## TASK DIRECTIONS
Set down all of the entries word for word, omitting the images they contain.

[Source data]
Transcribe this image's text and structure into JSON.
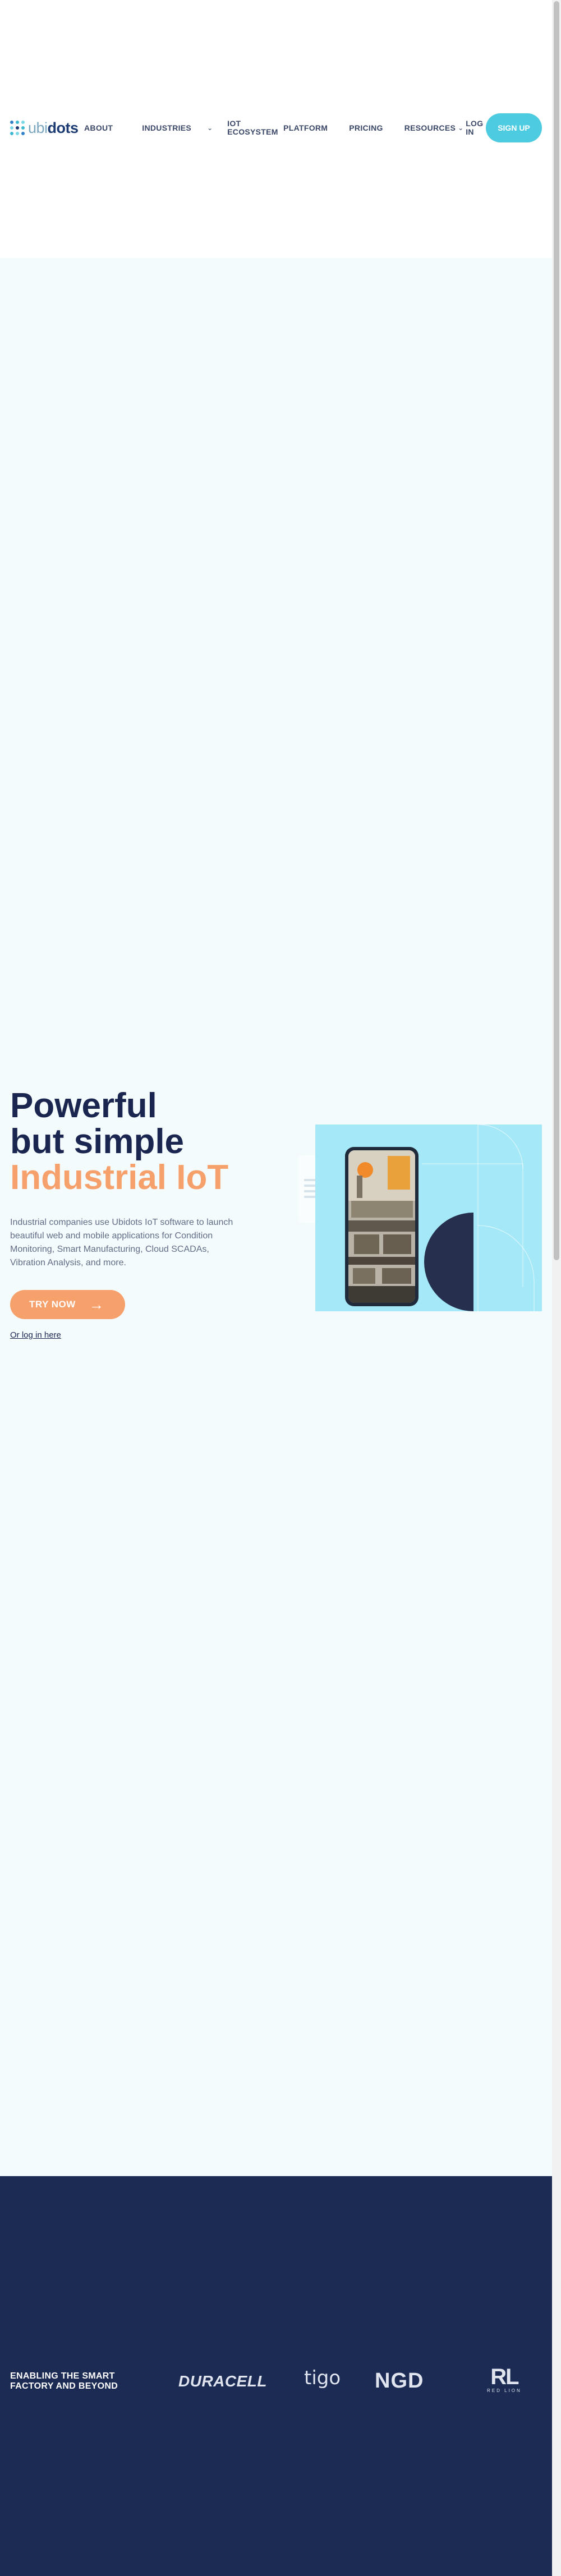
{
  "nav": {
    "logo_light": "ubi",
    "logo_bold": "dots",
    "items": [
      {
        "label": "ABOUT"
      },
      {
        "label": "INDUSTRIES"
      },
      {
        "label": "IOT ECOSYSTEM"
      },
      {
        "label": "PLATFORM"
      },
      {
        "label": "PRICING"
      },
      {
        "label": "RESOURCES"
      }
    ],
    "login": "LOG IN",
    "signup": "SIGN UP"
  },
  "hero": {
    "title_line1": "Powerful",
    "title_line2": "but simple",
    "title_accent": "Industrial IoT",
    "description": "Industrial companies use Ubidots IoT software to launch beautiful web and mobile applications for Condition Monitoring, Smart Manufacturing, Cloud SCADAs, Vibration Analysis, and more.",
    "cta": "TRY NOW",
    "login_link": "Or log in here"
  },
  "clients": {
    "label": "ENABLING THE SMART FACTORY AND BEYOND",
    "logos": [
      "DURACELL",
      "tigo",
      "NGD",
      "RL"
    ],
    "rl_sub": "RED LION"
  },
  "colors": {
    "accent": "#f6a16b",
    "brand_cyan": "#4dcbe0",
    "navy": "#1c2b54",
    "hero_bg": "#f4fbfd"
  },
  "icons": [
    "ubidots-logo-icon",
    "chevron-down-icon",
    "arrow-right-icon"
  ]
}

## SOLUTION TO THE PROBLEM
Transcribe this image's text and structure into JSON.
{
  "nav": {
    "logo_light": "ubi",
    "logo_bold": "dots",
    "items": [
      {
        "label": "ABOUT"
      },
      {
        "label": "INDUSTRIES"
      },
      {
        "label": "IOT ECOSYSTEM"
      },
      {
        "label": "PLATFORM"
      },
      {
        "label": "PRICING"
      },
      {
        "label": "RESOURCES"
      }
    ],
    "login": "LOG IN",
    "signup": "SIGN UP"
  },
  "hero": {
    "title_line1": "Powerful",
    "title_line2": "but simple",
    "title_accent": "Industrial IoT",
    "description": "Industrial companies use Ubidots IoT software to launch beautiful web and mobile applications for Condition Monitoring, Smart Manufacturing, Cloud SCADAs, Vibration Analysis, and more.",
    "cta": "TRY NOW",
    "login_link": "Or log in here"
  },
  "clients": {
    "label": "ENABLING THE SMART FACTORY AND BEYOND",
    "logos": [
      "DURACELL",
      "tigo",
      "NGD",
      "RL"
    ],
    "rl_sub": "RED LION"
  },
  "colors": {
    "accent": "#f6a16b",
    "brand_cyan": "#4dcbe0",
    "navy": "#1c2b54",
    "hero_bg": "#f4fbfd"
  },
  "icons": [
    "ubidots-logo-icon",
    "chevron-down-icon",
    "arrow-right-icon"
  ]
}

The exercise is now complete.